# Dataset excerpts:
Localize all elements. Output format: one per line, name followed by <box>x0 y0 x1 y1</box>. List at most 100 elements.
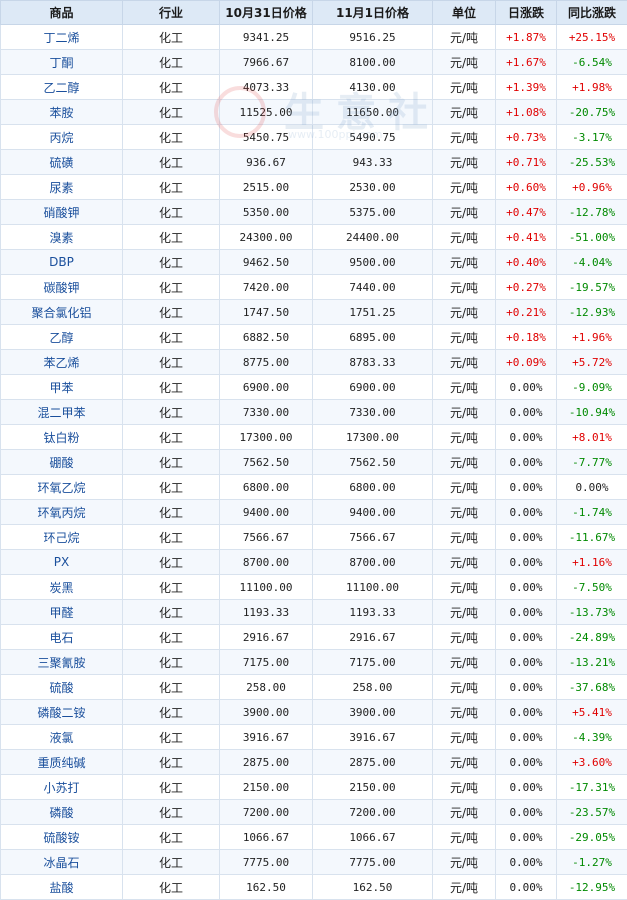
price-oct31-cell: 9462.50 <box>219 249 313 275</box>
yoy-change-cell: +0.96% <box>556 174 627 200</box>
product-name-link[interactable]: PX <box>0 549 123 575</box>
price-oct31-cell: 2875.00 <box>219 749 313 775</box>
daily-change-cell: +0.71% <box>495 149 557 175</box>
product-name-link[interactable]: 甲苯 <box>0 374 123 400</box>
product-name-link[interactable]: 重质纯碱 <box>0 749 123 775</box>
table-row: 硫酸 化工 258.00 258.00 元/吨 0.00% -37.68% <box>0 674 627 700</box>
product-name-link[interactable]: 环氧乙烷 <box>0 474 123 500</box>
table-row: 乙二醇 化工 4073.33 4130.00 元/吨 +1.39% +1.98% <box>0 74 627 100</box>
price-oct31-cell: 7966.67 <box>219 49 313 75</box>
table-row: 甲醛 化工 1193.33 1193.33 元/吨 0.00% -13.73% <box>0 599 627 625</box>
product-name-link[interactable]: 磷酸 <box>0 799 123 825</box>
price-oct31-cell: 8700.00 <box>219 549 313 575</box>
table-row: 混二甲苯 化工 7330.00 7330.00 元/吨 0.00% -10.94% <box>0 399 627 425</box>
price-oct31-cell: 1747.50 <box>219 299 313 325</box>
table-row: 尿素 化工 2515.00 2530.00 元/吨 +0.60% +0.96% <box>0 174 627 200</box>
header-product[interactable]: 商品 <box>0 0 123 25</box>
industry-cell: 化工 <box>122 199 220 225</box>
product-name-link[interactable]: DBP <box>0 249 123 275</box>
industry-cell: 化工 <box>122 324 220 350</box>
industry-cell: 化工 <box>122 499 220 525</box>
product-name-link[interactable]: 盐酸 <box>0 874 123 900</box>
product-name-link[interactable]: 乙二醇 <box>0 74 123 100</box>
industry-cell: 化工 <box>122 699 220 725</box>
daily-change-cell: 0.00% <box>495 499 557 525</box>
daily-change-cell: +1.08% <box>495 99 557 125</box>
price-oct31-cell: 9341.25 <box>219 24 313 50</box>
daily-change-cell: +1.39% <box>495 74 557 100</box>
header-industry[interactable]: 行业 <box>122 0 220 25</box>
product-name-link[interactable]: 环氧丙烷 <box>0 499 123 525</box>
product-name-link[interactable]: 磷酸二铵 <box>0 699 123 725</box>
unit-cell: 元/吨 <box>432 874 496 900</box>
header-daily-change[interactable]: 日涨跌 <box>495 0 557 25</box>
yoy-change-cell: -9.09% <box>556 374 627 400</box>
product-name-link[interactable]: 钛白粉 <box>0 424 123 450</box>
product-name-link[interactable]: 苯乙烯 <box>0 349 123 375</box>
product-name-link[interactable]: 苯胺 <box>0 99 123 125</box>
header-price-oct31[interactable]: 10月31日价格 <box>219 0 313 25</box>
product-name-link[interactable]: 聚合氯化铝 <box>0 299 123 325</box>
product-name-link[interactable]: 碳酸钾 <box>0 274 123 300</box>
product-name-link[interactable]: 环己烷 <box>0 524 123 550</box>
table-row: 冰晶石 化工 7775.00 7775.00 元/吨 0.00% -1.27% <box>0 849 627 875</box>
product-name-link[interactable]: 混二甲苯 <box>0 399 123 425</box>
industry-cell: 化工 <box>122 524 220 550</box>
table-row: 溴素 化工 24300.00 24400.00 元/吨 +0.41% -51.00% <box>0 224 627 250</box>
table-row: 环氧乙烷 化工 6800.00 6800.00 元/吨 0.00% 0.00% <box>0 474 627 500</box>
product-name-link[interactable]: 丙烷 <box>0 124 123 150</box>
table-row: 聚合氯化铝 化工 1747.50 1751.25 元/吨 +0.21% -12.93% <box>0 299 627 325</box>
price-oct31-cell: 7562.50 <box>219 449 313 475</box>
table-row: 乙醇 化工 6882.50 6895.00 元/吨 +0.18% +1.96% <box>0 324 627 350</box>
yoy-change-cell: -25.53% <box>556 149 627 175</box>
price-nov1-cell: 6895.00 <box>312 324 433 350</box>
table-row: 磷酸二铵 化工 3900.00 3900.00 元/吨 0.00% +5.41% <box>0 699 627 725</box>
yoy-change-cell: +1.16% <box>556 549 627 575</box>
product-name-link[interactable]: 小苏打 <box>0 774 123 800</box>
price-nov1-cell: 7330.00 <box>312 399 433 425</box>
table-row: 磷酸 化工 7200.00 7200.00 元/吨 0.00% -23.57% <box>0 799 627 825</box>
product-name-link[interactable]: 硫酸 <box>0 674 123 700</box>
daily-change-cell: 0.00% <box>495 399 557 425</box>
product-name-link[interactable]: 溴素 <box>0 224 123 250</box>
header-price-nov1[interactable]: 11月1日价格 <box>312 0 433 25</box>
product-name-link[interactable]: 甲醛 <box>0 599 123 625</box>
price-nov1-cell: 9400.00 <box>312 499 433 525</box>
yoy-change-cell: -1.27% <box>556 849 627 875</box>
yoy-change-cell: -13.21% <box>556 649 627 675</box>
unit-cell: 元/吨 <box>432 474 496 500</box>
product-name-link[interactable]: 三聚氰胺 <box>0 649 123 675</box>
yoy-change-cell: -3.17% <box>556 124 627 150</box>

# Problem description:
Reproduce every line of the records above without any changes, and leave out the pictures.

# Solution:
Localize all elements. Output format: one per line, name followed by <box>x0 y0 x1 y1</box>. List at most 100 elements.
price-oct31-cell: 9462.50 <box>219 249 313 275</box>
yoy-change-cell: +0.96% <box>556 174 627 200</box>
product-name-link[interactable]: PX <box>0 549 123 575</box>
price-oct31-cell: 2875.00 <box>219 749 313 775</box>
daily-change-cell: +0.71% <box>495 149 557 175</box>
product-name-link[interactable]: 甲苯 <box>0 374 123 400</box>
product-name-link[interactable]: 重质纯碱 <box>0 749 123 775</box>
table-row: 硫酸 化工 258.00 258.00 元/吨 0.00% -37.68% <box>0 674 627 700</box>
product-name-link[interactable]: 环氧乙烷 <box>0 474 123 500</box>
table-row: 乙二醇 化工 4073.33 4130.00 元/吨 +1.39% +1.98% <box>0 74 627 100</box>
price-oct31-cell: 7966.67 <box>219 49 313 75</box>
table-row: 甲醛 化工 1193.33 1193.33 元/吨 0.00% -13.73% <box>0 599 627 625</box>
product-name-link[interactable]: 磷酸 <box>0 799 123 825</box>
price-oct31-cell: 8700.00 <box>219 549 313 575</box>
table-row: 混二甲苯 化工 7330.00 7330.00 元/吨 0.00% -10.94% <box>0 399 627 425</box>
price-oct31-cell: 1747.50 <box>219 299 313 325</box>
table-row: 尿素 化工 2515.00 2530.00 元/吨 +0.60% +0.96% <box>0 174 627 200</box>
header-product[interactable]: 商品 <box>0 0 123 25</box>
industry-cell: 化工 <box>122 199 220 225</box>
product-name-link[interactable]: DBP <box>0 249 123 275</box>
industry-cell: 化工 <box>122 324 220 350</box>
industry-cell: 化工 <box>122 499 220 525</box>
product-name-link[interactable]: 盐酸 <box>0 874 123 900</box>
product-name-link[interactable]: 乙二醇 <box>0 74 123 100</box>
industry-cell: 化工 <box>122 699 220 725</box>
daily-change-cell: 0.00% <box>495 499 557 525</box>
daily-change-cell: +1.08% <box>495 99 557 125</box>
price-oct31-cell: 9341.25 <box>219 24 313 50</box>
daily-change-cell: +1.39% <box>495 74 557 100</box>
header-industry[interactable]: 行业 <box>122 0 220 25</box>
product-name-link[interactable]: 环氧丙烷 <box>0 499 123 525</box>
product-name-link[interactable]: 磷酸二铵 <box>0 699 123 725</box>
unit-cell: 元/吨 <box>432 874 496 900</box>
header-daily-change[interactable]: 日涨跌 <box>495 0 557 25</box>
yoy-change-cell: -9.09% <box>556 374 627 400</box>
product-name-link[interactable]: 钛白粉 <box>0 424 123 450</box>
product-name-link[interactable]: 苯乙烯 <box>0 349 123 375</box>
product-name-link[interactable]: 苯胺 <box>0 99 123 125</box>
header-price-oct31[interactable]: 10月31日价格 <box>219 0 313 25</box>
product-name-link[interactable]: 聚合氯化铝 <box>0 299 123 325</box>
product-name-link[interactable]: 碳酸钾 <box>0 274 123 300</box>
product-name-link[interactable]: 环己烷 <box>0 524 123 550</box>
table-row: 冰晶石 化工 7775.00 7775.00 元/吨 0.00% -1.27% <box>0 849 627 875</box>
product-name-link[interactable]: 混二甲苯 <box>0 399 123 425</box>
industry-cell: 化工 <box>122 524 220 550</box>
table-row: 溴素 化工 24300.00 24400.00 元/吨 +0.41% -51.00% <box>0 224 627 250</box>
table-row: 环氧乙烷 化工 6800.00 6800.00 元/吨 0.00% 0.00% <box>0 474 627 500</box>
product-name-link[interactable]: 丙烷 <box>0 124 123 150</box>
table-row: 聚合氯化铝 化工 1747.50 1751.25 元/吨 +0.21% -12.93% <box>0 299 627 325</box>
price-oct31-cell: 7562.50 <box>219 449 313 475</box>
table-row: 乙醇 化工 6882.50 6895.00 元/吨 +0.18% +1.96% <box>0 324 627 350</box>
yoy-change-cell: -25.53% <box>556 149 627 175</box>
price-nov1-cell: 6895.00 <box>312 324 433 350</box>
table-row: 磷酸二铵 化工 3900.00 3900.00 元/吨 0.00% +5.41% <box>0 699 627 725</box>
yoy-change-cell: +1.16% <box>556 549 627 575</box>
product-name-link[interactable]: 小苏打 <box>0 774 123 800</box>
price-nov1-cell: 7330.00 <box>312 399 433 425</box>
table-row: 磷酸 化工 7200.00 7200.00 元/吨 0.00% -23.57% <box>0 799 627 825</box>
product-name-link[interactable]: 硫酸 <box>0 674 123 700</box>
daily-change-cell: 0.00% <box>495 399 557 425</box>
product-name-link[interactable]: 溴素 <box>0 224 123 250</box>
header-price-nov1[interactable]: 11月1日价格 <box>312 0 433 25</box>
product-name-link[interactable]: 甲醛 <box>0 599 123 625</box>
price-nov1-cell: 9400.00 <box>312 499 433 525</box>
yoy-change-cell: -1.27% <box>556 849 627 875</box>
yoy-change-cell: -13.21% <box>556 649 627 675</box>
unit-cell: 元/吨 <box>432 474 496 500</box>
product-name-link[interactable]: 三聚氰胺 <box>0 649 123 675</box>
yoy-change-cell: -3.17% <box>556 124 627 150</box>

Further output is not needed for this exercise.